++++ Stored data ++++
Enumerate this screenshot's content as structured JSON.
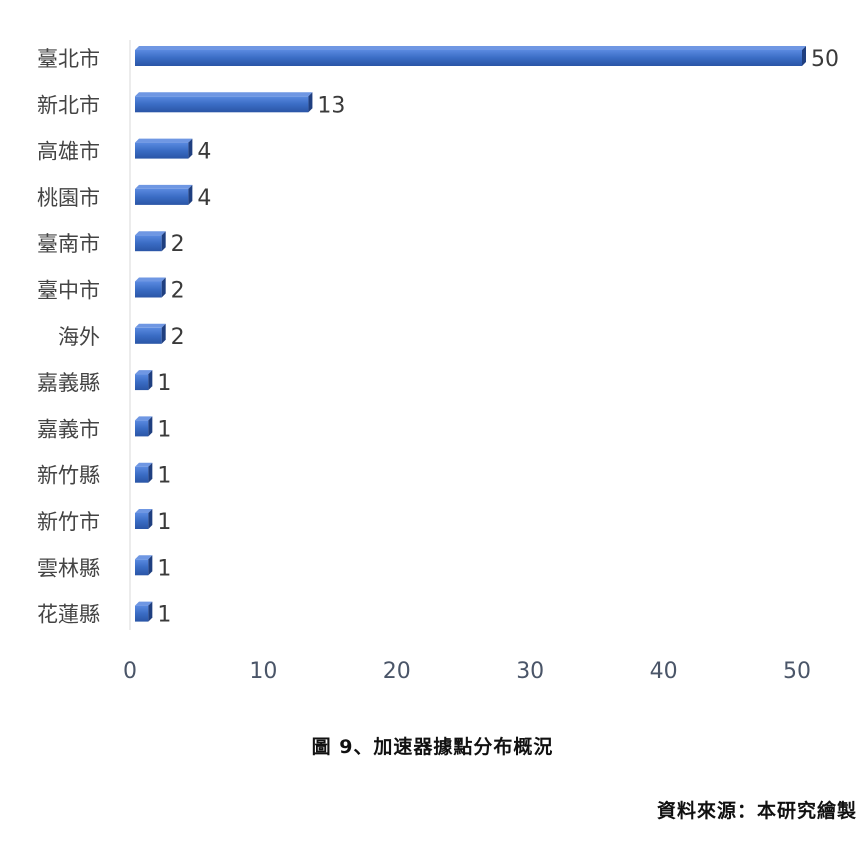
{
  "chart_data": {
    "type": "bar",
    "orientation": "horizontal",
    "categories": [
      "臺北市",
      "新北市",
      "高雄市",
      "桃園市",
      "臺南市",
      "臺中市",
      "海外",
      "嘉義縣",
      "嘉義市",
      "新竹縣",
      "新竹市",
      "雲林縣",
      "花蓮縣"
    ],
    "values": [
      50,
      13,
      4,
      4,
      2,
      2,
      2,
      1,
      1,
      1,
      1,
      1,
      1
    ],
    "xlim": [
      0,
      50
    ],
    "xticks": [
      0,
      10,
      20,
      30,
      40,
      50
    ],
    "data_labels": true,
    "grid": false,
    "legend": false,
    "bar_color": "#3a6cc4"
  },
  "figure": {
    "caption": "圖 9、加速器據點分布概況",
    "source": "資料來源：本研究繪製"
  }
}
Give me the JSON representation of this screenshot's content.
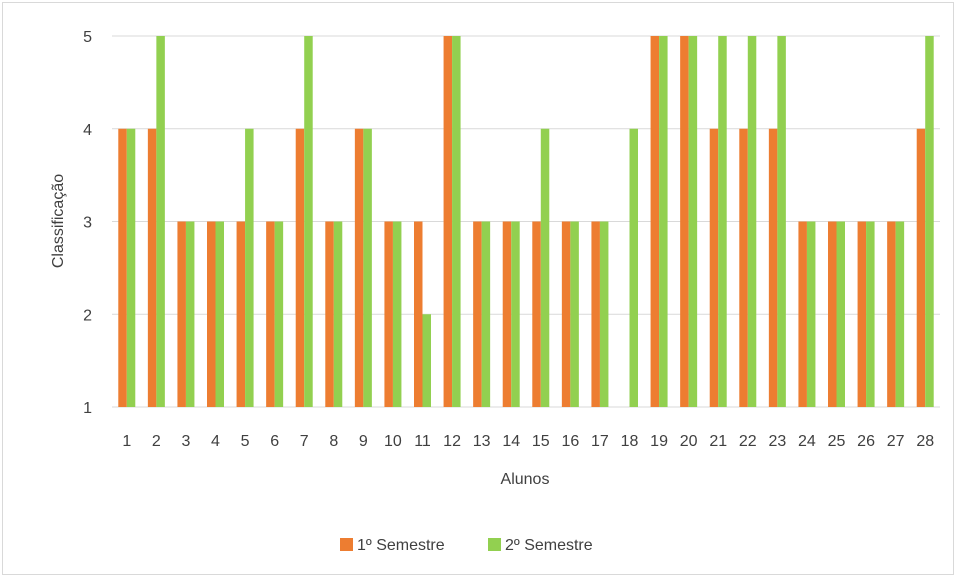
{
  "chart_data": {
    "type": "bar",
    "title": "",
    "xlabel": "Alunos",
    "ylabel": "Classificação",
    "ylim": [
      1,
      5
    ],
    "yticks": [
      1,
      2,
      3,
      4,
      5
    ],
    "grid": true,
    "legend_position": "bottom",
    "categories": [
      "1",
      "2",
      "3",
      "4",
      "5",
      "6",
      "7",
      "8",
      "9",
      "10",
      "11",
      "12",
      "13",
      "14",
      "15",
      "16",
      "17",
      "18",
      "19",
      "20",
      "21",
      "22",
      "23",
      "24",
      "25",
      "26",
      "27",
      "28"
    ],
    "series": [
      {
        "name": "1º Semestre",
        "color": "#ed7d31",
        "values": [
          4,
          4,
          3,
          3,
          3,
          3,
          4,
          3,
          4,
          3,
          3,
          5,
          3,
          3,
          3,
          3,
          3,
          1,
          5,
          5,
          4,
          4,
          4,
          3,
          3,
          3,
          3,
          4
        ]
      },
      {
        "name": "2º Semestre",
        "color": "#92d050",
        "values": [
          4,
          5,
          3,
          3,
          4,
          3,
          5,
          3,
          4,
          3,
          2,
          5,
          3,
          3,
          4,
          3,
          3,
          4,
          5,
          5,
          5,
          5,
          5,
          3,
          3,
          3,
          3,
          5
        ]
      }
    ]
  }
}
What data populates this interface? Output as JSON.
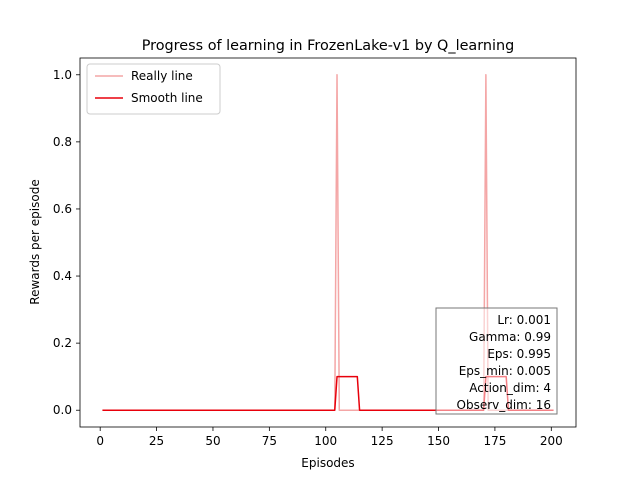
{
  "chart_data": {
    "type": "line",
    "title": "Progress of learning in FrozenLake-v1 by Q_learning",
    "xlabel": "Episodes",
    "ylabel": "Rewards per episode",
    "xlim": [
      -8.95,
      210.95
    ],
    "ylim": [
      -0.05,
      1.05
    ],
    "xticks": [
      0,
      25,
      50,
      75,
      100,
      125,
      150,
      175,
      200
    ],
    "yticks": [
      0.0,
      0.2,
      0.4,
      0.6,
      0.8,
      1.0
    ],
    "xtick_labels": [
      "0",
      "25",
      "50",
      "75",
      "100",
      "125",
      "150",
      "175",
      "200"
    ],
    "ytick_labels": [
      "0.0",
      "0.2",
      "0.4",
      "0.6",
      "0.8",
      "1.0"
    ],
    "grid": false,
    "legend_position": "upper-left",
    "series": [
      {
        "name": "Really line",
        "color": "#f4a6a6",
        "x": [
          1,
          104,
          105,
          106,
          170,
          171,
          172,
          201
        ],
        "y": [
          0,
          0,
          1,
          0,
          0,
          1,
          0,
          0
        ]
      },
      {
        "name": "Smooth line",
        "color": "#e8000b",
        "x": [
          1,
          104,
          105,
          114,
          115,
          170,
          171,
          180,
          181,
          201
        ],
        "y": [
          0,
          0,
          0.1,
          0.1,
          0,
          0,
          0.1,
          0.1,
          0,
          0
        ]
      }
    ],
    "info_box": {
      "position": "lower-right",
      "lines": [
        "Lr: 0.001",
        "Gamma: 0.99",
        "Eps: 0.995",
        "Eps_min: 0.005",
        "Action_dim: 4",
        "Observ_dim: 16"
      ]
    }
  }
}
++++
++++ Stored data ++++
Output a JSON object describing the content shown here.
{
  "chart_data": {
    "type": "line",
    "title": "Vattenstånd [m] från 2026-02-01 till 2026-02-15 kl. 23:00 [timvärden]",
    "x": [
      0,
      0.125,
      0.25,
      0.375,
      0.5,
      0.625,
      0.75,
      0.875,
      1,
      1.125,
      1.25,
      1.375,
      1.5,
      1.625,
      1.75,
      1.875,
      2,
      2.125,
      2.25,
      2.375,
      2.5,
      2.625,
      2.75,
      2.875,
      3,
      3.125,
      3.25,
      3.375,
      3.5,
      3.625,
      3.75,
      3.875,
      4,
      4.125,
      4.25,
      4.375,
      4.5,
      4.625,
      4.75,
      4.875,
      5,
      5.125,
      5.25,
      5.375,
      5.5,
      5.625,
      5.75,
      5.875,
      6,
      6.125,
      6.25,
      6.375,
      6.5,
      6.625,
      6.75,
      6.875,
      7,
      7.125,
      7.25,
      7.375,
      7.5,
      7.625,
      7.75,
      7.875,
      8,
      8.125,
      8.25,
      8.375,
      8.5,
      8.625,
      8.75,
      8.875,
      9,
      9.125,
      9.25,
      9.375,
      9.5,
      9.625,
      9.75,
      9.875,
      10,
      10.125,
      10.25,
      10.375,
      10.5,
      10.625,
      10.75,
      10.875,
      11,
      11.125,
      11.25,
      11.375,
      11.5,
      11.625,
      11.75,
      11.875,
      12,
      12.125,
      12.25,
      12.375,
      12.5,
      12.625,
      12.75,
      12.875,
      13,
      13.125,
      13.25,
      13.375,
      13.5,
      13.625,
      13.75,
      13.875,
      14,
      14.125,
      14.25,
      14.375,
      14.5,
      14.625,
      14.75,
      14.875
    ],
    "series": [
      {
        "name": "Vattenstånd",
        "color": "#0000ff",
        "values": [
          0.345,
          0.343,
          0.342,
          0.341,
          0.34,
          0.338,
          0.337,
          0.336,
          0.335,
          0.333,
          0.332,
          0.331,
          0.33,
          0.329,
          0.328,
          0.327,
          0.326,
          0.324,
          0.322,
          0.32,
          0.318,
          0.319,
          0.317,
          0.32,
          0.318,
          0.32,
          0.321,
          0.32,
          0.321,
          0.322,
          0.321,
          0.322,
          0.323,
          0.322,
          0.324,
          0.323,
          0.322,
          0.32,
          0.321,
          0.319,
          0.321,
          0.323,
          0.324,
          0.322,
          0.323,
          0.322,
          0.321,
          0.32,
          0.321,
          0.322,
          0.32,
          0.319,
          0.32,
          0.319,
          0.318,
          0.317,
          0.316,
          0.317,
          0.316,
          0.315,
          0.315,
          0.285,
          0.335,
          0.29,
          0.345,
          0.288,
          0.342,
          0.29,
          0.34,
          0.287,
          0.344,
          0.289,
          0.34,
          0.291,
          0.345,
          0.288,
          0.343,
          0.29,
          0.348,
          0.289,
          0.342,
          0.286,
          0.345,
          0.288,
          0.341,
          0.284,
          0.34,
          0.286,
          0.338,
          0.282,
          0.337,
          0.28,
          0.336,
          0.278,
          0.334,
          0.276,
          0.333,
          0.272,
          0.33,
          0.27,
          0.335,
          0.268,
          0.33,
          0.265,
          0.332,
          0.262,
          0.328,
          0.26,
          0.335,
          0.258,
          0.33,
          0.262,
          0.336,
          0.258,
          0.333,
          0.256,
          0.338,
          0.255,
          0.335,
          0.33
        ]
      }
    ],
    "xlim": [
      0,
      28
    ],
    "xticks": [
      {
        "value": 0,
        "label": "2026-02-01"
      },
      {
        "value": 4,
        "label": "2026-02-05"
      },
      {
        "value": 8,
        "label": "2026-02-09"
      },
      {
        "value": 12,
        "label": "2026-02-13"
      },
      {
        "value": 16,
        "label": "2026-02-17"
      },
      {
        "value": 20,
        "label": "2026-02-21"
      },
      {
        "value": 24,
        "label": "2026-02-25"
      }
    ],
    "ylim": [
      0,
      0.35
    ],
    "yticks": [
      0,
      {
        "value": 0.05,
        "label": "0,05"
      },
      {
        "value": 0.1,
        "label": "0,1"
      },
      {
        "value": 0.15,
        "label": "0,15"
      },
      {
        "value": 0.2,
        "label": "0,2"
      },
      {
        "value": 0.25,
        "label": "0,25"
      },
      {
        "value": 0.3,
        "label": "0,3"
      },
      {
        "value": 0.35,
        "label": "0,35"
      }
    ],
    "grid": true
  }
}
++++
■ Stated goal
Locate each line with the word "content" and copy it.

■ Task result
Enumerate this screenshot's content as structured JSON.
Give me the JSON representation of this screenshot's content.
Output a JSON object describing the content shown here.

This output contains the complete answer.